→ Stated task: Please rewrite the entries from the start up to and including the line with "graph-curve-left xyxy=(80,464,136,578)", changing "spiral-ring" to "binding-ring" and keeping everything else the same.

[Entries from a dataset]
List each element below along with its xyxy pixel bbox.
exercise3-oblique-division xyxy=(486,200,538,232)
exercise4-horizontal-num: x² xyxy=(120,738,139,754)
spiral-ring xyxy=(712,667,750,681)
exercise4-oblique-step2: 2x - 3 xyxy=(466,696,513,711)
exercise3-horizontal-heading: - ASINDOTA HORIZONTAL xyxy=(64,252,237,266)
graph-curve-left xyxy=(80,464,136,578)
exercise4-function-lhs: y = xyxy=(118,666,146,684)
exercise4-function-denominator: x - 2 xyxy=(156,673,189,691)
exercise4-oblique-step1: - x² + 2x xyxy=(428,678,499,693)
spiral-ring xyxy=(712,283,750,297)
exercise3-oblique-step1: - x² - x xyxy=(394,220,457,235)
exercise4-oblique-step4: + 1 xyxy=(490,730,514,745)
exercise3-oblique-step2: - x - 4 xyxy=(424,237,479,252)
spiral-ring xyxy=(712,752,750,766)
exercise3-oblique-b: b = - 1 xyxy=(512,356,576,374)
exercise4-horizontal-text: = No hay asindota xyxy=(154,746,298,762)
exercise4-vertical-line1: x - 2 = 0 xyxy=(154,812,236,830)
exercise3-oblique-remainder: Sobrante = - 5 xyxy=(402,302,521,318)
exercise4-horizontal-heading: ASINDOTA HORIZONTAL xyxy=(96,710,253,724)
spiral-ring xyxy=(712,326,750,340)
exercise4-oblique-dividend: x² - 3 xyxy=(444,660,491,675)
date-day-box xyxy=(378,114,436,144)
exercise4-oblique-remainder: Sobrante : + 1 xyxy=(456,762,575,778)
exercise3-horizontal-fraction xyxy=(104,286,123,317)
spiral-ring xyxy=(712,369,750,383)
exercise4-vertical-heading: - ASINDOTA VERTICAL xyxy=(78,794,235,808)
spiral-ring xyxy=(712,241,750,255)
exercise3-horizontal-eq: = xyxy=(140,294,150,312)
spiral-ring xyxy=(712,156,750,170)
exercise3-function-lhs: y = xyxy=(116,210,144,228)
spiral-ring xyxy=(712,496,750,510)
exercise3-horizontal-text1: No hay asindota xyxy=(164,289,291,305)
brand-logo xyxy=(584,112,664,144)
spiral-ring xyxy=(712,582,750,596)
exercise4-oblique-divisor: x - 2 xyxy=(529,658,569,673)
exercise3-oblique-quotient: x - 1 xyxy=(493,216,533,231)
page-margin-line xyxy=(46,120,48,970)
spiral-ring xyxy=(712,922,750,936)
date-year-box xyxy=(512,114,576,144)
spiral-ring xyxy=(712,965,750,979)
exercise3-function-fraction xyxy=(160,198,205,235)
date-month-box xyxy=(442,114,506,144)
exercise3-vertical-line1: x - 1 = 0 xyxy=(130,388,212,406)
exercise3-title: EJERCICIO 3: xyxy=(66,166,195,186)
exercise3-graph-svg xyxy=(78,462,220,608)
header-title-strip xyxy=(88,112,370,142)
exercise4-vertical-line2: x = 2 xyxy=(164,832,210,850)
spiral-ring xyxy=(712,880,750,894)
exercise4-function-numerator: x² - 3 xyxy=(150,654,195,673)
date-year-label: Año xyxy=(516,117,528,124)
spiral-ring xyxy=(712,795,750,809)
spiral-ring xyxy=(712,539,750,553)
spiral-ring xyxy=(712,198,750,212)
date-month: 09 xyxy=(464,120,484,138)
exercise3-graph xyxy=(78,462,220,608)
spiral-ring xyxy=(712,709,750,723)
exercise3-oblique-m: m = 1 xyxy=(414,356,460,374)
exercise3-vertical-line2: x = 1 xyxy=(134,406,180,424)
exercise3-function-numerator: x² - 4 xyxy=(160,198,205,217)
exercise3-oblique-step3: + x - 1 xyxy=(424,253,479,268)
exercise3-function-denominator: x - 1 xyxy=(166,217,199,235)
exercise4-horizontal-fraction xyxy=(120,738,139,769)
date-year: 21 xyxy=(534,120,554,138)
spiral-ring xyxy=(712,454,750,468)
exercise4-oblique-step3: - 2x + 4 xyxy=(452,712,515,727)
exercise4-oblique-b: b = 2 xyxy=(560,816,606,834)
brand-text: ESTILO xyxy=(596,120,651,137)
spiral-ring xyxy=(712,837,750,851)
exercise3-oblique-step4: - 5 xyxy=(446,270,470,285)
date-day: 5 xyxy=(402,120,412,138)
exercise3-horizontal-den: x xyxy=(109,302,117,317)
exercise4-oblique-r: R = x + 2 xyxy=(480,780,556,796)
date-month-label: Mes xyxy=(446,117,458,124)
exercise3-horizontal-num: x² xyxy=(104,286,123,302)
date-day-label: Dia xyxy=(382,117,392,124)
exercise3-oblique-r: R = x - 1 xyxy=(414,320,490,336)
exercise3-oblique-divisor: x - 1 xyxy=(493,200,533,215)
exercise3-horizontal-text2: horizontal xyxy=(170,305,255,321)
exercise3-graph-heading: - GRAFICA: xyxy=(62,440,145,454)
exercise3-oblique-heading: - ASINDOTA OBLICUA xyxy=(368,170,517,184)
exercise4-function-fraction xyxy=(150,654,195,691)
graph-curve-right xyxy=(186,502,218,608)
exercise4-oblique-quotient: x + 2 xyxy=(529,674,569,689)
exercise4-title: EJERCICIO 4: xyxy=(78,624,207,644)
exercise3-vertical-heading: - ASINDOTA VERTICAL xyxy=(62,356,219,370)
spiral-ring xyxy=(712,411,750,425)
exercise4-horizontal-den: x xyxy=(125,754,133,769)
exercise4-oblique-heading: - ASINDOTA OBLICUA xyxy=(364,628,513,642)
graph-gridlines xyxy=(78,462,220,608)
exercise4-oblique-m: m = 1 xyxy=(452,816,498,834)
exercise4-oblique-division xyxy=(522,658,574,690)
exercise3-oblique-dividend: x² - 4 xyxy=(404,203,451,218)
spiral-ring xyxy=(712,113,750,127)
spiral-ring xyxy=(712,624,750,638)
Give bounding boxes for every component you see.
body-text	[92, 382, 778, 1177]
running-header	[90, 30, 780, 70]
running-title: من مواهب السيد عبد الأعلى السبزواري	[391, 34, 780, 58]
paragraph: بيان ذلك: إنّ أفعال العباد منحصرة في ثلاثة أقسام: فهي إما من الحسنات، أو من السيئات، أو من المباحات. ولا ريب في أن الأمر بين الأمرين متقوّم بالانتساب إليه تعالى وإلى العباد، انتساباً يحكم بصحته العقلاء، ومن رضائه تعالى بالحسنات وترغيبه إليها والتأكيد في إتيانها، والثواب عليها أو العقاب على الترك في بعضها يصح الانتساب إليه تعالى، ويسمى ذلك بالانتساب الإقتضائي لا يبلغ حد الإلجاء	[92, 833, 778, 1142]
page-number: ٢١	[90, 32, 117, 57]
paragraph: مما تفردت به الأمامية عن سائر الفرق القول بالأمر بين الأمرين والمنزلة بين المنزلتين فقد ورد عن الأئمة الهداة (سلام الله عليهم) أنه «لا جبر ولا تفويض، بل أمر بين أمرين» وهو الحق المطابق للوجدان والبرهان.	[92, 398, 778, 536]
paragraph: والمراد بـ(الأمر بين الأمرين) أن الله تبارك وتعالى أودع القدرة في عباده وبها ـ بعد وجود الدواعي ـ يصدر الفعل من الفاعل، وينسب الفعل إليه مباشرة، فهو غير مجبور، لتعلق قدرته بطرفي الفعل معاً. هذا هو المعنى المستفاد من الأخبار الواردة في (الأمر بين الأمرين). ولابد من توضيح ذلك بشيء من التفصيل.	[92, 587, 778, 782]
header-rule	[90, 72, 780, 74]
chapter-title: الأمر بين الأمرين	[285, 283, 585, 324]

→ Result of this exercise:
List each element below along with its xyxy pixel bbox.
exercise3-oblique-division xyxy=(486,200,538,232)
exercise4-horizontal-num: x² xyxy=(120,738,139,754)
binding-ring xyxy=(712,667,750,681)
exercise4-oblique-step2: 2x - 3 xyxy=(466,696,513,711)
exercise3-horizontal-heading: - ASINDOTA HORIZONTAL xyxy=(64,252,237,266)
graph-curve-left xyxy=(80,464,136,578)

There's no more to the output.